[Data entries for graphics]
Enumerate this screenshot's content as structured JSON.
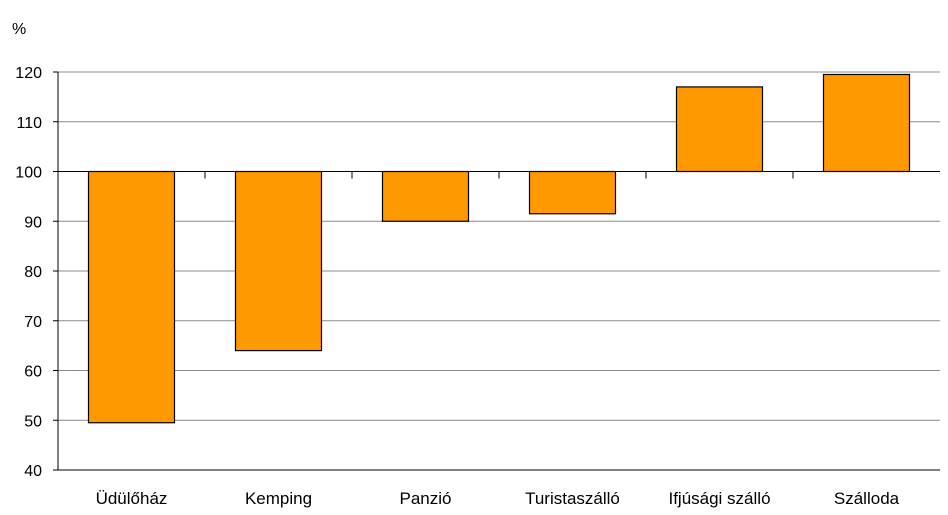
{
  "chart_data": {
    "type": "bar",
    "baseline": 100,
    "unit": "%",
    "categories": [
      "Üdülőház",
      "Kemping",
      "Panzió",
      "Turistaszálló",
      "Ifjúsági szálló",
      "Szálloda"
    ],
    "values": [
      49.5,
      64,
      90,
      91.5,
      117,
      119.5
    ],
    "ylim": [
      40,
      120
    ],
    "yticks": [
      40,
      50,
      60,
      70,
      80,
      90,
      100,
      110,
      120
    ],
    "grid": true,
    "legend": "none",
    "bar_color": "#FF9900"
  }
}
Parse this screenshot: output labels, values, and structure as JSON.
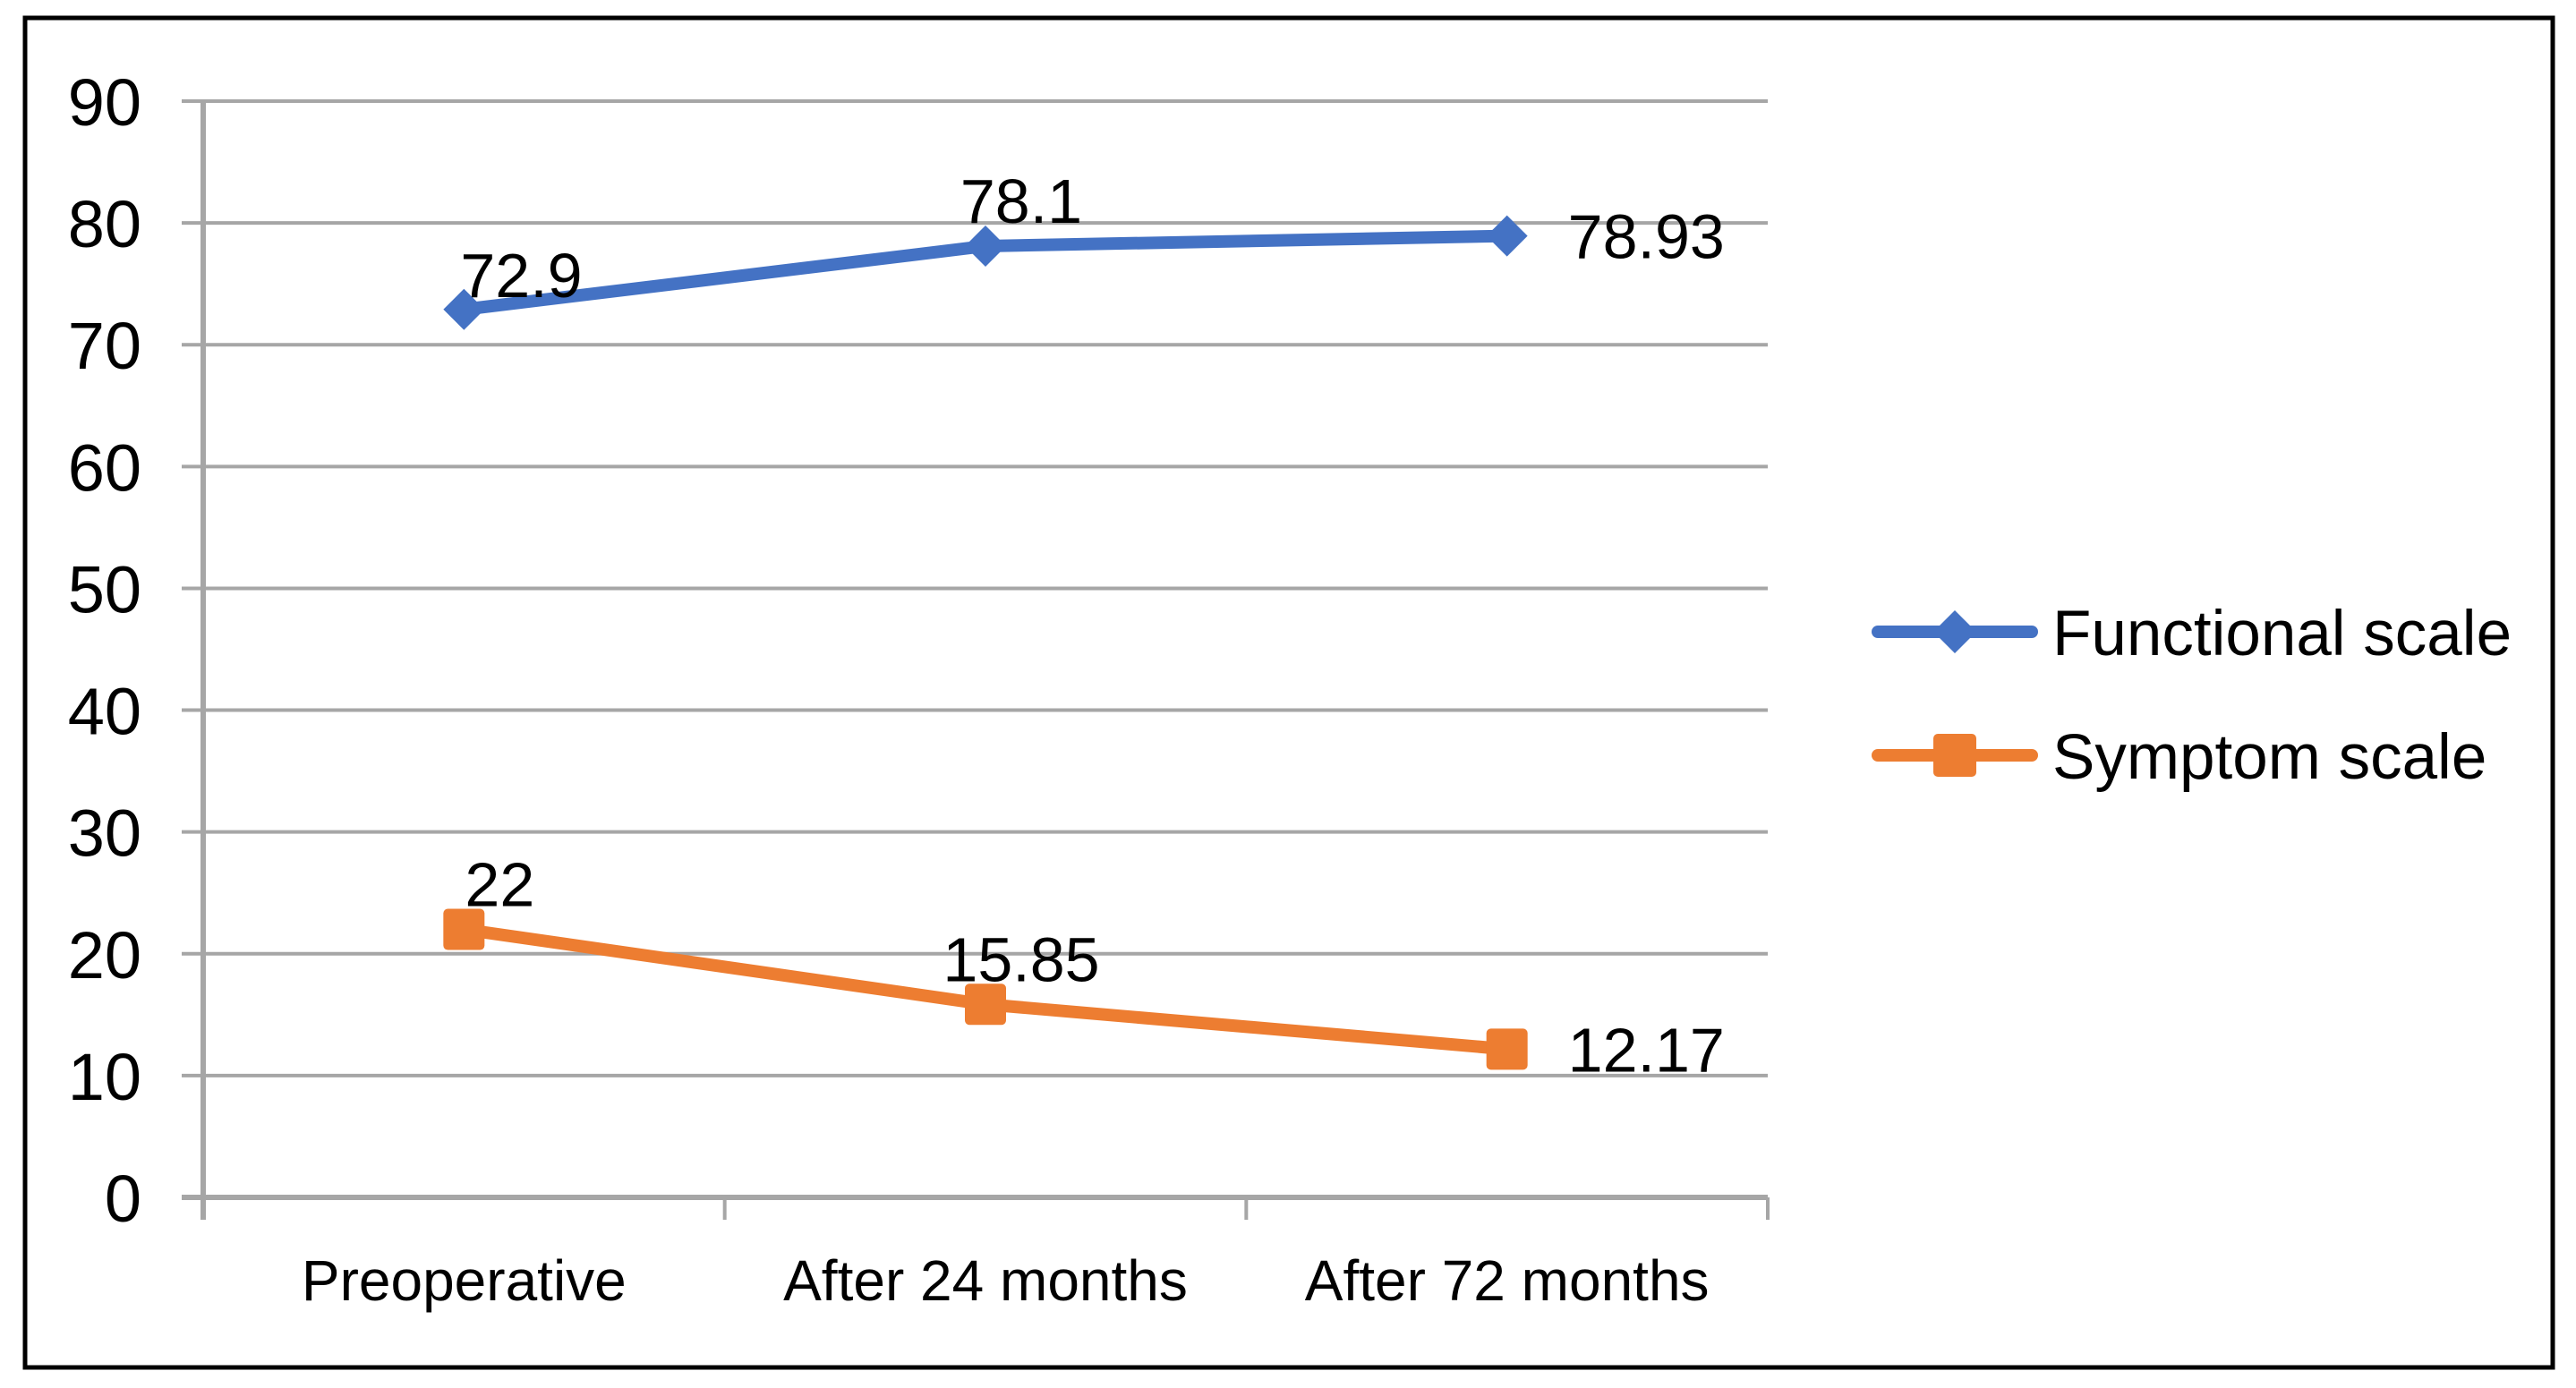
{
  "figure": {
    "kind": "line-chart-figure",
    "border_color": "#000000",
    "background": "#ffffff"
  },
  "chart_data": {
    "type": "line",
    "title": "",
    "categories": [
      "Preoperative",
      "After 24 months",
      "After 72 months"
    ],
    "series": [
      {
        "name": "Functional scale",
        "color": "#4472C4",
        "marker": "diamond",
        "values": [
          72.9,
          78.1,
          78.93
        ],
        "data_labels": [
          "72.9",
          "78.1",
          "78.93"
        ],
        "label_placements": [
          "above-right",
          "above",
          "right"
        ]
      },
      {
        "name": "Symptom scale",
        "color": "#ED7D31",
        "marker": "square",
        "values": [
          22,
          15.85,
          12.17
        ],
        "data_labels": [
          "22",
          "15.85",
          "12.17"
        ],
        "label_placements": [
          "above",
          "above",
          "right"
        ]
      }
    ],
    "y_axis": {
      "min": 0,
      "max": 90,
      "step": 10,
      "tick_labels": [
        "0",
        "10",
        "20",
        "30",
        "40",
        "50",
        "60",
        "70",
        "80",
        "90"
      ]
    },
    "x_axis": {
      "tick_labels": [
        "Preoperative",
        "After 24 months",
        "After 72 months"
      ]
    },
    "grid": "horizontal",
    "legend_position": "right",
    "colors": {
      "gridline": "#A6A6A6",
      "axis": "#A6A6A6",
      "text": "#000000",
      "series_blue": "#4472C4",
      "series_orange": "#ED7D31"
    }
  }
}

#### Goal of the exercise
Only the number is needed: state how many lines in the listing contain "name".

#### Solution for this exercise
2